Hasta ese momento el profesor Nieto había formulado alguna que otra pregunta, pero, a decir verdad, no había empleado su tan temido estilo agudo y crítico. Hasta la pregunta de la motivación.

Así, expliqué que bajo la Ley 30/1992, el deber de motivación solo aplica en seis supuestos del citado artículo 54. El “solo” le delató. “¿Solo?” —preguntó Nieto. “¿Es que acaso hay un deber general de motivación?” — repreguntó.

“Aquí fue” —pensé para mis adentros—. Hice entonces lo que había hecho mis exámenes orales en la Universidad Católica Andrés Bello y que he convertido en una máxima personal. Si hemos de morir, que sea como los árboles: de pie.

Así que le respondí al profesor Nieto que, en mi opinión, la motivación del acto administrativo no es únicamente un requisito formal que aplica en ciertos casos, sino un elemento intrínseco a la racionalidad de la actividad administrativa, que es además fundamental para crear confianza con las personas y así, incrementar la eficiencia de la actividad administrativa. Años después leí un libro del profesor de Yale, Jerry Mashaw[iii], con un argumento similar. Y por mi paso por la Harvard Kennedy School, pude entender la importancia de la motivación de las decisiones de la Administración desde la perspectiva de la psicología conductual[iv]. Claro está, nada de eso lo sabía yo sentado en aquel salón del Departamento de Derecho Administrativo, una mañana de mayo de 2001.
+ + +
> _LISTA DE TAREAS_:
- 1) Reproduce palabra por palabra el fragmento, empezando por "Así que le respondí" y siguiendo hasta "mayo de 2001.".
- 2) Enumera todas las universidades y escuelas universitarias que se mencionan en el fragmento.
Para responder, usa únicamente el fragmento.

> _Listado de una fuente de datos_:
+ + +
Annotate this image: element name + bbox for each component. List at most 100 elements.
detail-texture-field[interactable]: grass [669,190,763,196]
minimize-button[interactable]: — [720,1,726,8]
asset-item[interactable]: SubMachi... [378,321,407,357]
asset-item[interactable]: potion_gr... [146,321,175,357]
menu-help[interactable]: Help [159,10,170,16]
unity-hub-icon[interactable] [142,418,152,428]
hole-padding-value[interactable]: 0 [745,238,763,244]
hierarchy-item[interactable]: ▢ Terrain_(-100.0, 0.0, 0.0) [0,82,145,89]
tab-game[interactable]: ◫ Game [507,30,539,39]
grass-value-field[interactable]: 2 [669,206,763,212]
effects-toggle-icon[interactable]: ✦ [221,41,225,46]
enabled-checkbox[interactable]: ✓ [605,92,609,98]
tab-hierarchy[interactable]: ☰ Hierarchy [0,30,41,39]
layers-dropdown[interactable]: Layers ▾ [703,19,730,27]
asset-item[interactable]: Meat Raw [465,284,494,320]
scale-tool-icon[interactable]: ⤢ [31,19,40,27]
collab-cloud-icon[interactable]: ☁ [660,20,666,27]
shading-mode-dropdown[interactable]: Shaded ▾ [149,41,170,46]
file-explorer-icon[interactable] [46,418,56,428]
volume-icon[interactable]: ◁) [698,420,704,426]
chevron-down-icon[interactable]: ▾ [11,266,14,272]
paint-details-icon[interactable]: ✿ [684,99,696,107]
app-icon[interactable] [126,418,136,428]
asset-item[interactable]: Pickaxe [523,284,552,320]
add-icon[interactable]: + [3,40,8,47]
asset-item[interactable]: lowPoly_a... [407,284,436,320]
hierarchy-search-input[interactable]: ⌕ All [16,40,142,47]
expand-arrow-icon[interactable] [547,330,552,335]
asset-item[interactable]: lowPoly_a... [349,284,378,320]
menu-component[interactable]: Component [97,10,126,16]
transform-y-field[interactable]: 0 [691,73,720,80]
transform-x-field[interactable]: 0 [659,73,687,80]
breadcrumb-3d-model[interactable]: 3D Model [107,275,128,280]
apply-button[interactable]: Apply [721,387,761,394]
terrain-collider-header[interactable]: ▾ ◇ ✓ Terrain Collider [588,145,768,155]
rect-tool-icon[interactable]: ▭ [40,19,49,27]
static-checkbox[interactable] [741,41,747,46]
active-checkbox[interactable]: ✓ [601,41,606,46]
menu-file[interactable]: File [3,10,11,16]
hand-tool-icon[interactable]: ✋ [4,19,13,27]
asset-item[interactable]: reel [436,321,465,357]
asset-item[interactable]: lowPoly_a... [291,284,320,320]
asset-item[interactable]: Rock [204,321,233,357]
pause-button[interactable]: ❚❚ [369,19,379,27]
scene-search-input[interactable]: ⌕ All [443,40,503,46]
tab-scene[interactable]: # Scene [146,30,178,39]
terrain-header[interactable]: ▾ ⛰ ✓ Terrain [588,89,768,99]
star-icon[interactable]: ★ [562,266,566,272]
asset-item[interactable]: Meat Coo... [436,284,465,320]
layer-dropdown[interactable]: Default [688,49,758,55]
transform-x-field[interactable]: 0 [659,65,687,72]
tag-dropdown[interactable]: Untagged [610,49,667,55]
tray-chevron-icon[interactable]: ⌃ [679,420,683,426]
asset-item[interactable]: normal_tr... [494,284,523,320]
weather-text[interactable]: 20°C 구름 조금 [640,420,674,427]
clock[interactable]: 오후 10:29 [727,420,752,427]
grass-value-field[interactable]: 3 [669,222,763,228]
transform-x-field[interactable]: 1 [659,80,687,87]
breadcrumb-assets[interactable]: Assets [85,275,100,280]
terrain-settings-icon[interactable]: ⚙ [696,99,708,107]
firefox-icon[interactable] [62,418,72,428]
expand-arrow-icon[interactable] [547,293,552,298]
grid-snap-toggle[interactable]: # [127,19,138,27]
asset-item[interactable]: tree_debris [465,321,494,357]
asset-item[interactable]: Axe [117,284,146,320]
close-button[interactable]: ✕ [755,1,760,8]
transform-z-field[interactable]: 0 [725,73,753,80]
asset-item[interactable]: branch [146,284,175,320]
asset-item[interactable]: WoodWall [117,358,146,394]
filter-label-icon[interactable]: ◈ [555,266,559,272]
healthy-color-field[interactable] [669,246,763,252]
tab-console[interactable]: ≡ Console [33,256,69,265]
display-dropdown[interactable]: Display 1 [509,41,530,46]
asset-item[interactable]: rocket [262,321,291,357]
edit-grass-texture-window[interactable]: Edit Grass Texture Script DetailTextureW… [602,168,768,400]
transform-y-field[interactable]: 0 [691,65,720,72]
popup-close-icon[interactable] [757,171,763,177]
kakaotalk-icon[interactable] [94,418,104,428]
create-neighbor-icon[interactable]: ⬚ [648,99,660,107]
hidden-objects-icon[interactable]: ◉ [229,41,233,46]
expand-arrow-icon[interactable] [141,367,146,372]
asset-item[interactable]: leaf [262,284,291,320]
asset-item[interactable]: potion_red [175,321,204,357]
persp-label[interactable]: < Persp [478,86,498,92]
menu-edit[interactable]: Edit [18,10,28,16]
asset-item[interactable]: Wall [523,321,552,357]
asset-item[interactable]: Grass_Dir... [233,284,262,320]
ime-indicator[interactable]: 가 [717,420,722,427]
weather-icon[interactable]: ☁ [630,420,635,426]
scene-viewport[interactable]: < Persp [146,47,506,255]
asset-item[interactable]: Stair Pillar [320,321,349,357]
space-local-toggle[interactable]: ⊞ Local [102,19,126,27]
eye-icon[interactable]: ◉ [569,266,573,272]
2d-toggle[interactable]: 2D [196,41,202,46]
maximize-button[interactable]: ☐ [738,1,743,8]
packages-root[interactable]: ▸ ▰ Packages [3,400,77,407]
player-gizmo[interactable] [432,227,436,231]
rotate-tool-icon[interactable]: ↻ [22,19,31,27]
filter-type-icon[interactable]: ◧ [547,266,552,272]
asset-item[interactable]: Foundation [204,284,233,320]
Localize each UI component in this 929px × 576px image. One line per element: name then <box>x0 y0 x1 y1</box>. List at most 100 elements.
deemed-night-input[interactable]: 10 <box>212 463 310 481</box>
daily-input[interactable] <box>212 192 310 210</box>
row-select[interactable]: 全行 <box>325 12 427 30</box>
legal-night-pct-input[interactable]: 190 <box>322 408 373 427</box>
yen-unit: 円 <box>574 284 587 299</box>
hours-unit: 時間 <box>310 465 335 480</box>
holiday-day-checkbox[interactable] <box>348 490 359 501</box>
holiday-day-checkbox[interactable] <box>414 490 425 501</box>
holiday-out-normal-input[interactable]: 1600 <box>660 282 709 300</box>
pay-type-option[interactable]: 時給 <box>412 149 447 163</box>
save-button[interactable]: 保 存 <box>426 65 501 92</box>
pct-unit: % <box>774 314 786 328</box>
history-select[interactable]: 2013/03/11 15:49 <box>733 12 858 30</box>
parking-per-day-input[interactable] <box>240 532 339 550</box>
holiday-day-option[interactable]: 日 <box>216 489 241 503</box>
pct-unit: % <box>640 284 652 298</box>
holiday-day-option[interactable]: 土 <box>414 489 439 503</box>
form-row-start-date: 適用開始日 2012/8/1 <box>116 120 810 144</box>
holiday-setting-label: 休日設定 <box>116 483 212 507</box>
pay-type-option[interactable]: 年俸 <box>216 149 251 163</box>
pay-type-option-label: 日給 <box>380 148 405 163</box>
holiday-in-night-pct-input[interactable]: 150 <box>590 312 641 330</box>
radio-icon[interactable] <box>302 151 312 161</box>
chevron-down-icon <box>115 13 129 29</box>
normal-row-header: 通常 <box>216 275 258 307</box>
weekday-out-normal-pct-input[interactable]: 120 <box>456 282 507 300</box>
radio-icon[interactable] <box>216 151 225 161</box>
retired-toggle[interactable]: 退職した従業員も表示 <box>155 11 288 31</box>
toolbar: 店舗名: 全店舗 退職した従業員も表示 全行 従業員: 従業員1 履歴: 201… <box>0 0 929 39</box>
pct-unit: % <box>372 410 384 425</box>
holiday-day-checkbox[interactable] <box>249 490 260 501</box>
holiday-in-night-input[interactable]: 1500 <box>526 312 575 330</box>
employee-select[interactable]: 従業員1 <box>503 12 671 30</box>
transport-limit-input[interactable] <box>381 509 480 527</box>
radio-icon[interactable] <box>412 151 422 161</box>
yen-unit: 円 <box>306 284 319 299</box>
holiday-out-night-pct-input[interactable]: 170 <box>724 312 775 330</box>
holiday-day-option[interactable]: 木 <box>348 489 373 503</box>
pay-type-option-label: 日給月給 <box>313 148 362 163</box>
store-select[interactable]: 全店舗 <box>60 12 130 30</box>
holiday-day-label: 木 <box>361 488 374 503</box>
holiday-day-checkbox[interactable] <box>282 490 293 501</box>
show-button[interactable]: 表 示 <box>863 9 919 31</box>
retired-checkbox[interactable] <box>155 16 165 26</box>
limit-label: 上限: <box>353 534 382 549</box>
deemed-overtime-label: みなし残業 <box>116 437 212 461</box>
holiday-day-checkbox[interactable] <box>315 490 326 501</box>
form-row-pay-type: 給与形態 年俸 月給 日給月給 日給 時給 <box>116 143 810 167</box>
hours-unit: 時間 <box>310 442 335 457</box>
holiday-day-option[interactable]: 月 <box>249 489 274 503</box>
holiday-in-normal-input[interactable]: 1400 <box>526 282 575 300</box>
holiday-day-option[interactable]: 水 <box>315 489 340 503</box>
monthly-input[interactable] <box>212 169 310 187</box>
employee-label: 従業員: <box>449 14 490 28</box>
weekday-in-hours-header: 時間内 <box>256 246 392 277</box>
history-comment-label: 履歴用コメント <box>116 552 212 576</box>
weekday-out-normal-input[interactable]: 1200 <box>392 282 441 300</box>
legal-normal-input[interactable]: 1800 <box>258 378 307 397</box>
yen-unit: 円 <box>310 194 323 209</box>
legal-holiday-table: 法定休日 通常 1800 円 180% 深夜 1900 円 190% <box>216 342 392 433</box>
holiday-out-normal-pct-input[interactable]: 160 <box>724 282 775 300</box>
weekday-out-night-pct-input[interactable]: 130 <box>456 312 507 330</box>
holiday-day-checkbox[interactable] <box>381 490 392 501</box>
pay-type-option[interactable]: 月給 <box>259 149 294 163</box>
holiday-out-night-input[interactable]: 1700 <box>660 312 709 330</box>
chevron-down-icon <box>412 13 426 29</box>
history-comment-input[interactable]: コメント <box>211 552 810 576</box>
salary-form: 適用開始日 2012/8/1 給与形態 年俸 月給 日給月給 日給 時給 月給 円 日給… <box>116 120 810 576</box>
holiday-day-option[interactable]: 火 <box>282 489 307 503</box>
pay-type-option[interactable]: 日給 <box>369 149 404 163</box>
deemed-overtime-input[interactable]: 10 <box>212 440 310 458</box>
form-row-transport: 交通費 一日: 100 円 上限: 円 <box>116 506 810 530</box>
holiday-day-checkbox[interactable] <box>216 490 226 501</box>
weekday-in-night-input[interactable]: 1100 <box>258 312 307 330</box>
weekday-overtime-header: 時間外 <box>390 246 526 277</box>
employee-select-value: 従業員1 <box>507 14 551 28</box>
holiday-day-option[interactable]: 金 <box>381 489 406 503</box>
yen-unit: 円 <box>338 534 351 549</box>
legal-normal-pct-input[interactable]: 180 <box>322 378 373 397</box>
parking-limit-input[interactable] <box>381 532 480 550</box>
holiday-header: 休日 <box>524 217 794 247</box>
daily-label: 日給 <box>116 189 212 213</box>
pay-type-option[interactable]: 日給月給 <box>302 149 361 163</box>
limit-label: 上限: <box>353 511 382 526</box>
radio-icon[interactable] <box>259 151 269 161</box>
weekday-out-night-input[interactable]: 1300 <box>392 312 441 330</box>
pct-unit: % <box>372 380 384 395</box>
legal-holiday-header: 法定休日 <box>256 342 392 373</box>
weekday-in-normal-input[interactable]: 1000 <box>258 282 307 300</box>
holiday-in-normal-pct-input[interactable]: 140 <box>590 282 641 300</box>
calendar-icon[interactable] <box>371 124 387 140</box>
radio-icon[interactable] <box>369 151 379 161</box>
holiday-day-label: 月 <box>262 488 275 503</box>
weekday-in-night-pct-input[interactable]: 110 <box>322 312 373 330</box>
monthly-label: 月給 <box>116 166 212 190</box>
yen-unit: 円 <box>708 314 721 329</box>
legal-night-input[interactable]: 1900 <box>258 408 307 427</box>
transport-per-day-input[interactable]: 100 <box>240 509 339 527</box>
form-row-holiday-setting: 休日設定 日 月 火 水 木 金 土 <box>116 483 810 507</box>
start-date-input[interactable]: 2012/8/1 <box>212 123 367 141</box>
+ + +
> _RESULTADOS ESPERADOS_:
- 1)
Así que le respondí al profesor Nieto que, en mi opinión, la motivación del acto administrativo no es únicamente un requisito formal que aplica en ciertos casos, sino un elemento intrínseco a la racionalidad de la actividad administrativa, que es además fundamental para crear confianza con las personas y así, incrementar la eficiencia de la actividad administrativa. Años después leí un libro del profesor de Yale, Jerry Mashaw[iii], con un argumento similar. Y por mi paso por la Harvard Kennedy School, pude entender la importancia de la motivación de las decisiones de la Administración desde la perspectiva de la psicología conductual[iv]. Claro está, nada de eso lo sabía yo sentado en aquel salón del Departamento de Derecho Administrativo, una mañana de mayo de 2001.

- 2)
Universidad Católica Andrés Bello
Yale
Harvard Kennedy School